(Element and region data)

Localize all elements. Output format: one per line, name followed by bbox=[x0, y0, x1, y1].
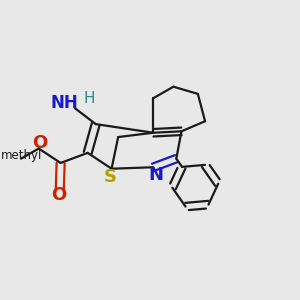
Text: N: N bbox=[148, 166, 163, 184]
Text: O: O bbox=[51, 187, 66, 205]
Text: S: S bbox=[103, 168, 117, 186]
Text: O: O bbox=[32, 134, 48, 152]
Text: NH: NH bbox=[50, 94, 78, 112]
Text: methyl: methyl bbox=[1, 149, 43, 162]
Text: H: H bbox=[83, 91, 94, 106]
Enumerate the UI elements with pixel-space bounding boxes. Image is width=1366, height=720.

- What you are asked to do:
Retype every line of the items above word for word, leaving out the pictures.

- Reply to the task:
Localize all elements. Output format: one per line, name followed by bbox=[x0, y0, x1, y1].
Text: N: N bbox=[148, 166, 163, 184]
Text: O: O bbox=[51, 187, 66, 205]
Text: S: S bbox=[103, 168, 117, 186]
Text: O: O bbox=[32, 134, 48, 152]
Text: NH: NH bbox=[50, 94, 78, 112]
Text: methyl: methyl bbox=[1, 149, 43, 162]
Text: H: H bbox=[83, 91, 94, 106]
Enumerate the UI elements with pixel-space bounding boxes. Image is width=1366, height=720.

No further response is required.